Set problem: How many lines in the records below hold the string "JSON"? Please answer with the number and nothing more.
— Start of Input records —
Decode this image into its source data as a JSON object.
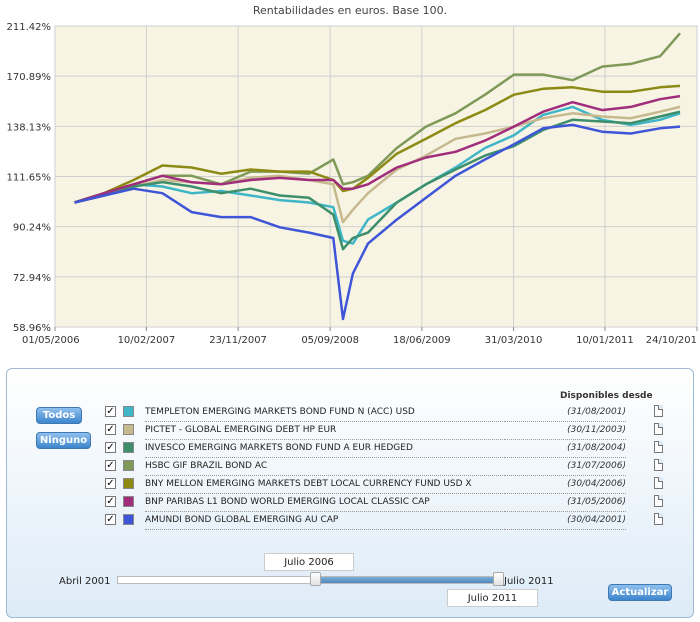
{
  "chart_data": {
    "type": "line",
    "title": "Rentabilidades en euros. Base 100.",
    "y_scale": "log",
    "ylim": [
      58.96,
      211.42
    ],
    "y_ticks": [
      "211.42%",
      "170.89%",
      "138.13%",
      "111.65%",
      "90.24%",
      "72.94%",
      "58.96%"
    ],
    "y_tick_values": [
      211.42,
      170.89,
      138.13,
      111.65,
      90.24,
      72.94,
      58.96
    ],
    "x_ticks": [
      "01/05/2006",
      "10/02/2007",
      "23/11/2007",
      "05/09/2008",
      "18/06/2009",
      "31/03/2010",
      "10/01/2011",
      "24/10/201"
    ],
    "x_tick_dates": [
      "2006-05-01",
      "2007-02-10",
      "2007-11-23",
      "2008-09-05",
      "2009-06-18",
      "2010-03-31",
      "2011-01-10",
      "2011-10-24"
    ],
    "grid": true,
    "series": [
      {
        "name": "TEMPLETON EMERGING MARKETS BOND FUND N (ACC) USD",
        "color": "#3fb6c8",
        "x": [
          "2006-07-01",
          "2006-10-01",
          "2007-01-01",
          "2007-04-01",
          "2007-07-01",
          "2007-10-01",
          "2008-01-01",
          "2008-04-01",
          "2008-07-01",
          "2008-09-15",
          "2008-10-15",
          "2008-11-15",
          "2009-01-01",
          "2009-04-01",
          "2009-07-01",
          "2009-10-01",
          "2010-01-01",
          "2010-04-01",
          "2010-07-01",
          "2010-10-01",
          "2011-01-01",
          "2011-04-01",
          "2011-07-01",
          "2011-09-01"
        ],
        "y": [
          100,
          104,
          108,
          107,
          104,
          105,
          103,
          101,
          100,
          98,
          85,
          84,
          93,
          100,
          108,
          116,
          126,
          133,
          145,
          150,
          142,
          139,
          142,
          146
        ]
      },
      {
        "name": "PICTET - GLOBAL EMERGING DEBT HP EUR",
        "color": "#c7b98e",
        "x": [
          "2006-07-01",
          "2006-10-01",
          "2007-01-01",
          "2007-04-01",
          "2007-07-01",
          "2007-10-01",
          "2008-01-01",
          "2008-04-01",
          "2008-07-01",
          "2008-09-15",
          "2008-10-15",
          "2008-11-15",
          "2009-01-01",
          "2009-04-01",
          "2009-07-01",
          "2009-10-01",
          "2010-01-01",
          "2010-04-01",
          "2010-07-01",
          "2010-10-01",
          "2011-01-01",
          "2011-04-01",
          "2011-07-01",
          "2011-09-01"
        ],
        "y": [
          100,
          103,
          107,
          110,
          109,
          108,
          111,
          112,
          110,
          108,
          92,
          97,
          104,
          115,
          122,
          131,
          134,
          138,
          143,
          146,
          144,
          143,
          147,
          150
        ]
      },
      {
        "name": "INVESCO EMERGING MARKETS BOND FUND A EUR HEDGED",
        "color": "#3d8f6c",
        "x": [
          "2006-07-01",
          "2006-10-01",
          "2007-01-01",
          "2007-04-01",
          "2007-07-01",
          "2007-10-01",
          "2008-01-01",
          "2008-04-01",
          "2008-07-01",
          "2008-09-15",
          "2008-10-15",
          "2008-11-15",
          "2009-01-01",
          "2009-04-01",
          "2009-07-01",
          "2009-10-01",
          "2010-01-01",
          "2010-04-01",
          "2010-07-01",
          "2010-10-01",
          "2011-01-01",
          "2011-04-01",
          "2011-07-01",
          "2011-09-01"
        ],
        "y": [
          100,
          103,
          107,
          109,
          107,
          104,
          106,
          103,
          102,
          95,
          82,
          86,
          88,
          100,
          108,
          115,
          122,
          127,
          136,
          142,
          141,
          140,
          144,
          147
        ]
      },
      {
        "name": "HSBC GIF BRAZIL BOND AC",
        "color": "#7f9a58",
        "x": [
          "2006-07-01",
          "2006-10-01",
          "2007-01-01",
          "2007-04-01",
          "2007-07-01",
          "2007-10-01",
          "2008-01-01",
          "2008-04-01",
          "2008-07-01",
          "2008-09-15",
          "2008-10-15",
          "2008-11-15",
          "2009-01-01",
          "2009-04-01",
          "2009-07-01",
          "2009-10-01",
          "2010-01-01",
          "2010-04-01",
          "2010-07-01",
          "2010-10-01",
          "2011-01-01",
          "2011-04-01",
          "2011-07-01",
          "2011-09-01"
        ],
        "y": [
          100,
          104,
          108,
          112,
          112,
          108,
          114,
          114,
          113,
          120,
          108,
          109,
          112,
          126,
          138,
          146,
          158,
          172,
          172,
          168,
          178,
          180,
          186,
          205
        ]
      },
      {
        "name": "BNY MELLON EMERGING MARKETS DEBT LOCAL CURRENCY FUND USD X",
        "color": "#8c8a13",
        "x": [
          "2006-07-01",
          "2006-10-01",
          "2007-01-01",
          "2007-04-01",
          "2007-07-01",
          "2007-10-01",
          "2008-01-01",
          "2008-04-01",
          "2008-07-01",
          "2008-09-15",
          "2008-10-15",
          "2008-11-15",
          "2009-01-01",
          "2009-04-01",
          "2009-07-01",
          "2009-10-01",
          "2010-01-01",
          "2010-04-01",
          "2010-07-01",
          "2010-10-01",
          "2011-01-01",
          "2011-04-01",
          "2011-07-01",
          "2011-09-01"
        ],
        "y": [
          100,
          104,
          110,
          117,
          116,
          113,
          115,
          114,
          114,
          110,
          105,
          106,
          111,
          123,
          131,
          140,
          148,
          158,
          162,
          163,
          160,
          160,
          163,
          164
        ]
      },
      {
        "name": "BNP PARIBAS L1 BOND WORLD EMERGING LOCAL CLASSIC CAP",
        "color": "#a02e7c",
        "x": [
          "2006-07-01",
          "2006-10-01",
          "2007-01-01",
          "2007-04-01",
          "2007-07-01",
          "2007-10-01",
          "2008-01-01",
          "2008-04-01",
          "2008-07-01",
          "2008-09-15",
          "2008-10-15",
          "2008-11-15",
          "2009-01-01",
          "2009-04-01",
          "2009-07-01",
          "2009-10-01",
          "2010-01-01",
          "2010-04-01",
          "2010-07-01",
          "2010-10-01",
          "2011-01-01",
          "2011-04-01",
          "2011-07-01",
          "2011-09-01"
        ],
        "y": [
          100,
          104,
          108,
          112,
          109,
          108,
          110,
          111,
          110,
          110,
          106,
          106,
          108,
          116,
          121,
          124,
          130,
          138,
          147,
          153,
          148,
          150,
          155,
          157
        ]
      },
      {
        "name": "AMUNDI BOND GLOBAL EMERGING AU CAP",
        "color": "#3f55d8",
        "x": [
          "2006-07-01",
          "2006-10-01",
          "2007-01-01",
          "2007-04-01",
          "2007-07-01",
          "2007-10-01",
          "2008-01-01",
          "2008-04-01",
          "2008-07-01",
          "2008-09-15",
          "2008-10-15",
          "2008-11-15",
          "2009-01-01",
          "2009-04-01",
          "2009-07-01",
          "2009-10-01",
          "2010-01-01",
          "2010-04-01",
          "2010-07-01",
          "2010-10-01",
          "2011-01-01",
          "2011-04-01",
          "2011-07-01",
          "2011-09-01"
        ],
        "y": [
          100,
          103,
          106,
          104,
          96,
          94,
          94,
          90,
          88,
          86,
          61,
          74,
          84,
          93,
          102,
          112,
          120,
          128,
          137,
          139,
          135,
          134,
          137,
          138
        ]
      }
    ]
  },
  "panel": {
    "btn_all": "Todos",
    "btn_none": "Ninguno",
    "col_header": "Disponibles desde",
    "check_mark": "✓",
    "funds": [
      {
        "name": "TEMPLETON EMERGING MARKETS BOND FUND N (ACC) USD",
        "date": "(31/08/2001)",
        "color": "#3fb6c8"
      },
      {
        "name": "PICTET - GLOBAL EMERGING DEBT HP EUR",
        "date": "(30/11/2003)",
        "color": "#c7b98e"
      },
      {
        "name": "INVESCO EMERGING MARKETS BOND FUND A EUR HEDGED",
        "date": "(31/08/2004)",
        "color": "#3d8f6c"
      },
      {
        "name": "HSBC GIF BRAZIL BOND AC",
        "date": "(31/07/2006)",
        "color": "#7f9a58"
      },
      {
        "name": "BNY MELLON EMERGING MARKETS DEBT LOCAL CURRENCY FUND USD X",
        "date": "(30/04/2006)",
        "color": "#8c8a13"
      },
      {
        "name": "BNP PARIBAS L1 BOND WORLD EMERGING LOCAL CLASSIC CAP",
        "date": "(31/05/2006)",
        "color": "#a02e7c"
      },
      {
        "name": "AMUNDI BOND GLOBAL EMERGING AU CAP",
        "date": "(30/04/2001)",
        "color": "#3f55d8"
      }
    ],
    "range_start_label": "Abril 2001",
    "range_end_label": "Julio 2011",
    "selected_from": "Julio 2006",
    "selected_to": "Julio 2011",
    "btn_update": "Actualizar"
  }
}
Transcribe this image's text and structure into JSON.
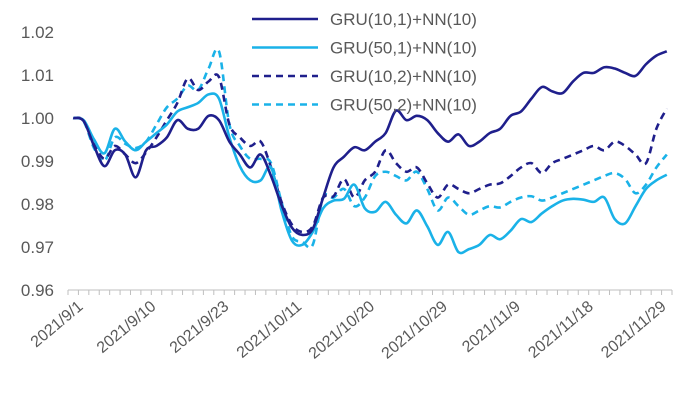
— End of Input records —
Task answer: 2